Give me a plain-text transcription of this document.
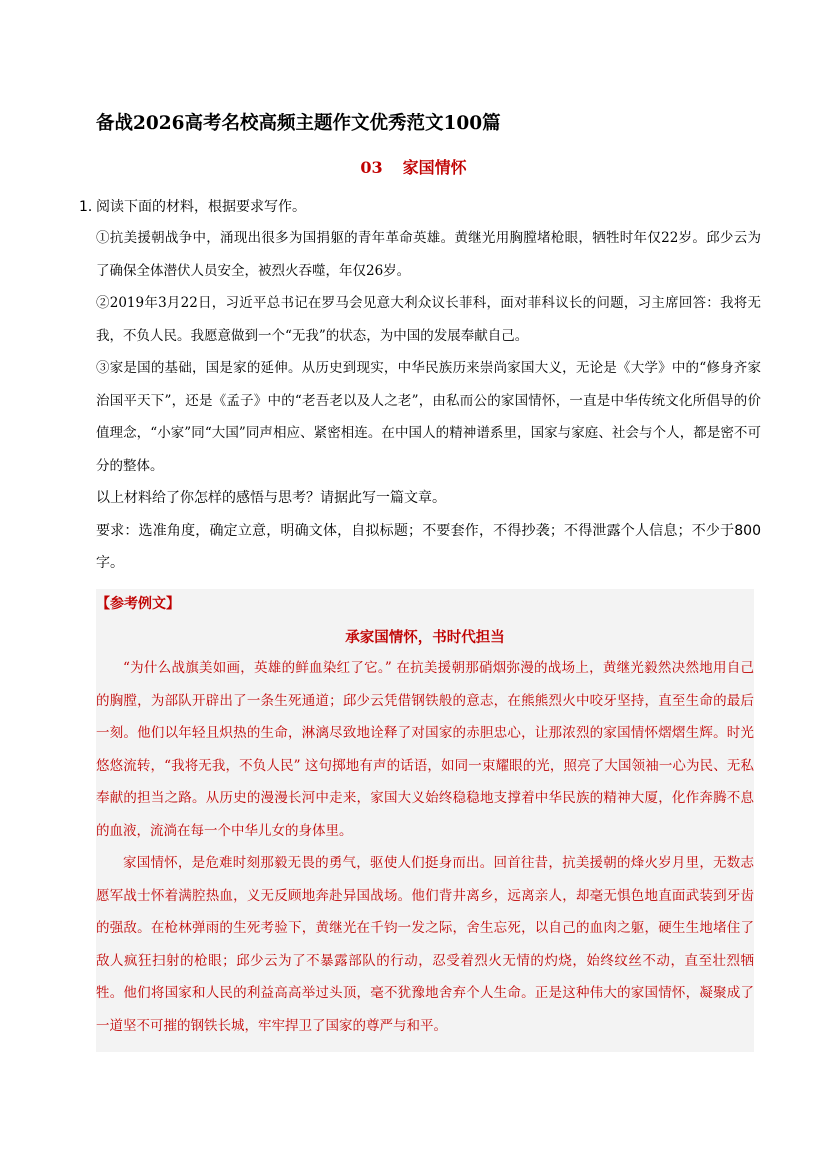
备战2026高考名校高频主题作文优秀范文100篇
03 家国情怀
1．
阅读下面的材料，根据要求写作。

①抗美援朝战争中，涌现出很多为国捐躯的青年革命英雄。黄继光用胸膛堵枪眼，牺牲时年仅22岁。邱少云为了确保全体潜伏人员安全，被烈火吞噬，年仅26岁。

②2019年3月22日，习近平总书记在罗马会见意大利众议长菲科，面对菲科议长的问题，习主席回答：我将无我，不负人民。我愿意做到一个“无我”的状态，为中国的发展奉献自己。

③家是国的基础，国是家的延伸。从历史到现实，中华民族历来崇尚家国大义，无论是《大学》中的“修身齐家治国平天下”，还是《孟子》中的“老吾老以及人之老”，由私而公的家国情怀，一直是中华传统文化所倡导的价值理念，“小家”同“大国”同声相应、紧密相连。在中国人的精神谱系里，国家与家庭、社会与个人，都是密不可分的整体。

以上材料给了你怎样的感悟与思考？请据此写一篇文章。

要求：选准角度，确定立意，明确文体，自拟标题；不要套作，不得抄袭；不得泄露个人信息；不少于800字。

【参考例文】
承家国情怀，书时代担当

“为什么战旗美如画，英雄的鲜血染红了它。” 在抗美援朝那硝烟弥漫的战场上，黄继光毅然决然地用自己的胸膛，为部队开辟出了一条生死通道；邱少云凭借钢铁般的意志，在熊熊烈火中咬牙坚持，直至生命的最后一刻。他们以年轻且炽热的生命，淋漓尽致地诠释了对国家的赤胆忠心，让那浓烈的家国情怀熠熠生辉。时光悠悠流转，“我将无我，不负人民” 这句掷地有声的话语，如同一束耀眼的光，照亮了大国领袖一心为民、无私奉献的担当之路。从历史的漫漫长河中走来，家国大义始终稳稳地支撑着中华民族的精神大厦，化作奔腾不息的血液，流淌在每一个中华儿女的身体里。

家国情怀，是危难时刻那毅无畏的勇气，驱使人们挺身而出。回首往昔，抗美援朝的烽火岁月里，无数志愿军战士怀着满腔热血，义无反顾地奔赴异国战场。他们背井离乡，远离亲人，却毫无惧色地直面武装到牙齿的强敌。在枪林弹雨的生死考验下，黄继光在千钧一发之际，舍生忘死，以自己的血肉之躯，硬生生地堵住了敌人疯狂扫射的枪眼；邱少云为了不暴露部队的行动，忍受着烈火无情的灼烧，始终纹丝不动，直至壮烈牺牲。他们将国家和人民的利益高高举过头顶，毫不犹豫地舍弃个人生命。正是这种伟大的家国情怀，凝聚成了一道坚不可摧的钢铁长城，牢牢捍卫了国家的尊严与和平。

-- -- --

### WHAT YOU ARE ASKED TO DO
Will you set down the records word for word while leaving out every picture?

### RESPONSE
Give me a plain-text transcription of this document.
备战2026高考名校高频主题作文优秀范文100篇
03 家国情怀
1．
阅读下面的材料，根据要求写作。

①抗美援朝战争中，涌现出很多为国捐躯的青年革命英雄。黄继光用胸膛堵枪眼，牺牲时年仅22岁。邱少云为了确保全体潜伏人员安全，被烈火吞噬，年仅26岁。

②2019年3月22日，习近平总书记在罗马会见意大利众议长菲科，面对菲科议长的问题，习主席回答：我将无我，不负人民。我愿意做到一个“无我”的状态，为中国的发展奉献自己。

③家是国的基础，国是家的延伸。从历史到现实，中华民族历来崇尚家国大义，无论是《大学》中的“修身齐家治国平天下”，还是《孟子》中的“老吾老以及人之老”，由私而公的家国情怀，一直是中华传统文化所倡导的价值理念，“小家”同“大国”同声相应、紧密相连。在中国人的精神谱系里，国家与家庭、社会与个人，都是密不可分的整体。

以上材料给了你怎样的感悟与思考？请据此写一篇文章。

要求：选准角度，确定立意，明确文体，自拟标题；不要套作，不得抄袭；不得泄露个人信息；不少于800字。

【参考例文】
承家国情怀，书时代担当

“为什么战旗美如画，英雄的鲜血染红了它。” 在抗美援朝那硝烟弥漫的战场上，黄继光毅然决然地用自己的胸膛，为部队开辟出了一条生死通道；邱少云凭借钢铁般的意志，在熊熊烈火中咬牙坚持，直至生命的最后一刻。他们以年轻且炽热的生命，淋漓尽致地诠释了对国家的赤胆忠心，让那浓烈的家国情怀熠熠生辉。时光悠悠流转，“我将无我，不负人民” 这句掷地有声的话语，如同一束耀眼的光，照亮了大国领袖一心为民、无私奉献的担当之路。从历史的漫漫长河中走来，家国大义始终稳稳地支撑着中华民族的精神大厦，化作奔腾不息的血液，流淌在每一个中华儿女的身体里。

家国情怀，是危难时刻那毅无畏的勇气，驱使人们挺身而出。回首往昔，抗美援朝的烽火岁月里，无数志愿军战士怀着满腔热血，义无反顾地奔赴异国战场。他们背井离乡，远离亲人，却毫无惧色地直面武装到牙齿的强敌。在枪林弹雨的生死考验下，黄继光在千钧一发之际，舍生忘死，以自己的血肉之躯，硬生生地堵住了敌人疯狂扫射的枪眼；邱少云为了不暴露部队的行动，忍受着烈火无情的灼烧，始终纹丝不动，直至壮烈牺牲。他们将国家和人民的利益高高举过头顶，毫不犹豫地舍弃个人生命。正是这种伟大的家国情怀，凝聚成了一道坚不可摧的钢铁长城，牢牢捍卫了国家的尊严与和平。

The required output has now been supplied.